Exercise instructions:
An exact copy of every record is needed.
━━ Dataset excerpts ━━
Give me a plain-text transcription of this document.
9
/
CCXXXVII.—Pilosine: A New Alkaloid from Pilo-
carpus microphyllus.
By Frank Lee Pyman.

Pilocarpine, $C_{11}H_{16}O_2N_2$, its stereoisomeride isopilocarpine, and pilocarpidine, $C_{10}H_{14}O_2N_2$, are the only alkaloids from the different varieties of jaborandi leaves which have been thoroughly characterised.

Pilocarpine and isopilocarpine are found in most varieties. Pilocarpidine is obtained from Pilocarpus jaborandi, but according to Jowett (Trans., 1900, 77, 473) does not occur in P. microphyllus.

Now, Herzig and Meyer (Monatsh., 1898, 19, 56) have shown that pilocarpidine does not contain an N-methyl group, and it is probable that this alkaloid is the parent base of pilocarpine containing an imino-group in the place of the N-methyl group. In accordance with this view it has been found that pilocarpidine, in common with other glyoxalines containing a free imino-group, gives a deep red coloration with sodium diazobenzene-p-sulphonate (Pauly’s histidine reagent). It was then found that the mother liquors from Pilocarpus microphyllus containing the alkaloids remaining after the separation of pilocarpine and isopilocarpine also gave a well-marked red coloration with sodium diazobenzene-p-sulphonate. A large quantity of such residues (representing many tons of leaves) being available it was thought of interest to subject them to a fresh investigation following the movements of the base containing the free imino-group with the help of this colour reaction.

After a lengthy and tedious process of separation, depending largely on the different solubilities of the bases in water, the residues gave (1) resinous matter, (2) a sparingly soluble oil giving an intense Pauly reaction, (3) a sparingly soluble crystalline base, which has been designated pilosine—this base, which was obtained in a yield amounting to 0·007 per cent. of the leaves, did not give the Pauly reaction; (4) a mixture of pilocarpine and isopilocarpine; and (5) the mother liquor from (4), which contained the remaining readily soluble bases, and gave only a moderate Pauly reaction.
━━━
Result for this task:
Give me a plain-text transcription of this document.
9
/
CCXXXVII.—Pilosine: A New Alkaloid from Pilo-
carpus microphyllus.
By Frank Lee Pyman.

Pilocarpine, $C_{11}H_{16}O_2N_2$, its stereoisomeride isopilocarpine, and pilocarpidine, $C_{10}H_{14}O_2N_2$, are the only alkaloids from the different varieties of jaborandi leaves which have been thoroughly characterised.

Pilocarpine and isopilocarpine are found in most varieties. Pilocarpidine is obtained from Pilocarpus jaborandi, but according to Jowett (Trans., 1900, 77, 473) does not occur in P. microphyllus.

Now, Herzig and Meyer (Monatsh., 1898, 19, 56) have shown that pilocarpidine does not contain an N-methyl group, and it is probable that this alkaloid is the parent base of pilocarpine containing an imino-group in the place of the N-methyl group. In accordance with this view it has been found that pilocarpidine, in common with other glyoxalines containing a free imino-group, gives a deep red coloration with sodium diazobenzene-p-sulphonate (Pauly’s histidine reagent). It was then found that the mother liquors from Pilocarpus microphyllus containing the alkaloids remaining after the separation of pilocarpine and isopilocarpine also gave a well-marked red coloration with sodium diazobenzene-p-sulphonate. A large quantity of such residues (representing many tons of leaves) being available it was thought of interest to subject them to a fresh investigation following the movements of the base containing the free imino-group with the help of this colour reaction.

After a lengthy and tedious process of separation, depending largely on the different solubilities of the bases in water, the residues gave (1) resinous matter, (2) a sparingly soluble oil giving an intense Pauly reaction, (3) a sparingly soluble crystalline base, which has been designated pilosine—this base, which was obtained in a yield amounting to 0·007 per cent. of the leaves, did not give the Pauly reaction; (4) a mixture of pilocarpine and isopilocarpine; and (5) the mother liquor from (4), which contained the remaining readily soluble bases, and gave only a moderate Pauly reaction.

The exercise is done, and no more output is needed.